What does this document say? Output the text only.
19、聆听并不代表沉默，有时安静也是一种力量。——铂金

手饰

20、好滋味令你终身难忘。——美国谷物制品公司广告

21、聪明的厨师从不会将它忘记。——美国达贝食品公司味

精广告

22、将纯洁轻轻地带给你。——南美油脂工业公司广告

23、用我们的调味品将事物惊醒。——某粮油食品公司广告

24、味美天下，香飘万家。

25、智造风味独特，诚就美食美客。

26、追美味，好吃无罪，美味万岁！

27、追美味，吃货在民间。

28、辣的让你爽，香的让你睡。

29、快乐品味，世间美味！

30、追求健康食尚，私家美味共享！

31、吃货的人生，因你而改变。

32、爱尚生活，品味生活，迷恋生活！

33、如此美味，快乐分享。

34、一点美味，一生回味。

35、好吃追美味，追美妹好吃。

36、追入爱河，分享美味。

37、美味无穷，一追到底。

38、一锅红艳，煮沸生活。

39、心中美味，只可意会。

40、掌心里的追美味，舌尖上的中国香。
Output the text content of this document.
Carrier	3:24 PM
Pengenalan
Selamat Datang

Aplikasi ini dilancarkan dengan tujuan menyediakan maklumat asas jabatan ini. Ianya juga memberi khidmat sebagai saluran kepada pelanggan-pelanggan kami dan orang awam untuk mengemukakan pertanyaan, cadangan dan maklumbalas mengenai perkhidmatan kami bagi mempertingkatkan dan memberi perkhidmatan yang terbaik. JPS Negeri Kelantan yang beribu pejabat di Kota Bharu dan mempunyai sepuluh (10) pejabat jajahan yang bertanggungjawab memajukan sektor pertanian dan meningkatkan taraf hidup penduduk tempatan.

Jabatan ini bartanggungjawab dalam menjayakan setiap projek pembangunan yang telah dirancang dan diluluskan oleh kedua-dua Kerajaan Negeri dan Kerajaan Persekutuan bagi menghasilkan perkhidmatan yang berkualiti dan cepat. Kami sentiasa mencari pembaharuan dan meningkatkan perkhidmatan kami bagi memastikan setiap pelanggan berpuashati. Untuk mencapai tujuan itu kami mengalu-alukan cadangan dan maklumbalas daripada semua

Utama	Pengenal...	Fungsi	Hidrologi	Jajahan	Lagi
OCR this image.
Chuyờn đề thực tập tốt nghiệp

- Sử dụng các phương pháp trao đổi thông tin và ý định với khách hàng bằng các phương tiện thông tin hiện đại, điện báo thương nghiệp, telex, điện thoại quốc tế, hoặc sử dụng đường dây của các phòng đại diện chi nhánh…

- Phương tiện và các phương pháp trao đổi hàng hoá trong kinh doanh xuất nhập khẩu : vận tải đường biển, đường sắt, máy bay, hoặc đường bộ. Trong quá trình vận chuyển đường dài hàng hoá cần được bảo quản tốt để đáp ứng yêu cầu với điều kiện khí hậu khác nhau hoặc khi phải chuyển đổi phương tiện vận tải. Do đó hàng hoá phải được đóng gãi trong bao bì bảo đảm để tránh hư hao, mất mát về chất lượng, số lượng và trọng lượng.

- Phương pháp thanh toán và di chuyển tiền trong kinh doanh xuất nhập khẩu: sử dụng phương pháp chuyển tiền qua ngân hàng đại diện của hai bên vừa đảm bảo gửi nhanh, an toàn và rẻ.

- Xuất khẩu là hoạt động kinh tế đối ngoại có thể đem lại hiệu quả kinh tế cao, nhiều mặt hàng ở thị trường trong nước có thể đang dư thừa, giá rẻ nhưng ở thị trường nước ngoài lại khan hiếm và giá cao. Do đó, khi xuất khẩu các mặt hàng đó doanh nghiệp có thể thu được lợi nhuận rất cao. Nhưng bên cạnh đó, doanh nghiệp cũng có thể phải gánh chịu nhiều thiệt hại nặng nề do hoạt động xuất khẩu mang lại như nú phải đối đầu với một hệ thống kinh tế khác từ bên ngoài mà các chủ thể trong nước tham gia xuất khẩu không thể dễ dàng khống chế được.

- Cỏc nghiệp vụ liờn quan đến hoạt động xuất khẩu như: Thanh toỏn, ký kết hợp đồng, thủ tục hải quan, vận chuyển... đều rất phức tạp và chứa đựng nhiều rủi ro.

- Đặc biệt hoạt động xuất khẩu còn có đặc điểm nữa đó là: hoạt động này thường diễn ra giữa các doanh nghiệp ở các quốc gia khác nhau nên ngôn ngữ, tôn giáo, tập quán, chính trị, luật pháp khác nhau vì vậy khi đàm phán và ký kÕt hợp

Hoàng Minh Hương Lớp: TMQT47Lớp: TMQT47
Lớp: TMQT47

# Your instructions
Recite the full listing above exactly.

# Task response
What does this document say? Output the text only.
19、聆听并不代表沉默，有时安静也是一种力量。——铂金

手饰

20、好滋味令你终身难忘。——美国谷物制品公司广告

21、聪明的厨师从不会将它忘记。——美国达贝食品公司味

精广告

22、将纯洁轻轻地带给你。——南美油脂工业公司广告

23、用我们的调味品将事物惊醒。——某粮油食品公司广告

24、味美天下，香飘万家。

25、智造风味独特，诚就美食美客。

26、追美味，好吃无罪，美味万岁！

27、追美味，吃货在民间。

28、辣的让你爽，香的让你睡。

29、快乐品味，世间美味！

30、追求健康食尚，私家美味共享！

31、吃货的人生，因你而改变。

32、爱尚生活，品味生活，迷恋生活！

33、如此美味，快乐分享。

34、一点美味，一生回味。

35、好吃追美味，追美妹好吃。

36、追入爱河，分享美味。

37、美味无穷，一追到底。

38、一锅红艳，煮沸生活。

39、心中美味，只可意会。

40、掌心里的追美味，舌尖上的中国香。
Output the text content of this document.
Carrier	3:24 PM
Pengenalan
Selamat Datang

Aplikasi ini dilancarkan dengan tujuan menyediakan maklumat asas jabatan ini. Ianya juga memberi khidmat sebagai saluran kepada pelanggan-pelanggan kami dan orang awam untuk mengemukakan pertanyaan, cadangan dan maklumbalas mengenai perkhidmatan kami bagi mempertingkatkan dan memberi perkhidmatan yang terbaik. JPS Negeri Kelantan yang beribu pejabat di Kota Bharu dan mempunyai sepuluh (10) pejabat jajahan yang bertanggungjawab memajukan sektor pertanian dan meningkatkan taraf hidup penduduk tempatan.

Jabatan ini bartanggungjawab dalam menjayakan setiap projek pembangunan yang telah dirancang dan diluluskan oleh kedua-dua Kerajaan Negeri dan Kerajaan Persekutuan bagi menghasilkan perkhidmatan yang berkualiti dan cepat. Kami sentiasa mencari pembaharuan dan meningkatkan perkhidmatan kami bagi memastikan setiap pelanggan berpuashati. Untuk mencapai tujuan itu kami mengalu-alukan cadangan dan maklumbalas daripada semua

Utama	Pengenal...	Fungsi	Hidrologi	Jajahan	Lagi
OCR this image.
Chuyờn đề thực tập tốt nghiệp

- Sử dụng các phương pháp trao đổi thông tin và ý định với khách hàng bằng các phương tiện thông tin hiện đại, điện báo thương nghiệp, telex, điện thoại quốc tế, hoặc sử dụng đường dây của các phòng đại diện chi nhánh…

- Phương tiện và các phương pháp trao đổi hàng hoá trong kinh doanh xuất nhập khẩu : vận tải đường biển, đường sắt, máy bay, hoặc đường bộ. Trong quá trình vận chuyển đường dài hàng hoá cần được bảo quản tốt để đáp ứng yêu cầu với điều kiện khí hậu khác nhau hoặc khi phải chuyển đổi phương tiện vận tải. Do đó hàng hoá phải được đóng gãi trong bao bì bảo đảm để tránh hư hao, mất mát về chất lượng, số lượng và trọng lượng.

- Phương pháp thanh toán và di chuyển tiền trong kinh doanh xuất nhập khẩu: sử dụng phương pháp chuyển tiền qua ngân hàng đại diện của hai bên vừa đảm bảo gửi nhanh, an toàn và rẻ.

- Xuất khẩu là hoạt động kinh tế đối ngoại có thể đem lại hiệu quả kinh tế cao, nhiều mặt hàng ở thị trường trong nước có thể đang dư thừa, giá rẻ nhưng ở thị trường nước ngoài lại khan hiếm và giá cao. Do đó, khi xuất khẩu các mặt hàng đó doanh nghiệp có thể thu được lợi nhuận rất cao. Nhưng bên cạnh đó, doanh nghiệp cũng có thể phải gánh chịu nhiều thiệt hại nặng nề do hoạt động xuất khẩu mang lại như nú phải đối đầu với một hệ thống kinh tế khác từ bên ngoài mà các chủ thể trong nước tham gia xuất khẩu không thể dễ dàng khống chế được.

- Cỏc nghiệp vụ liờn quan đến hoạt động xuất khẩu như: Thanh toỏn, ký kết hợp đồng, thủ tục hải quan, vận chuyển... đều rất phức tạp và chứa đựng nhiều rủi ro.

- Đặc biệt hoạt động xuất khẩu còn có đặc điểm nữa đó là: hoạt động này thường diễn ra giữa các doanh nghiệp ở các quốc gia khác nhau nên ngôn ngữ, tôn giáo, tập quán, chính trị, luật pháp khác nhau vì vậy khi đàm phán và ký kÕt hợp

Hoàng Minh Hương Lớp: TMQT47Lớp: TMQT47
Lớp: TMQT47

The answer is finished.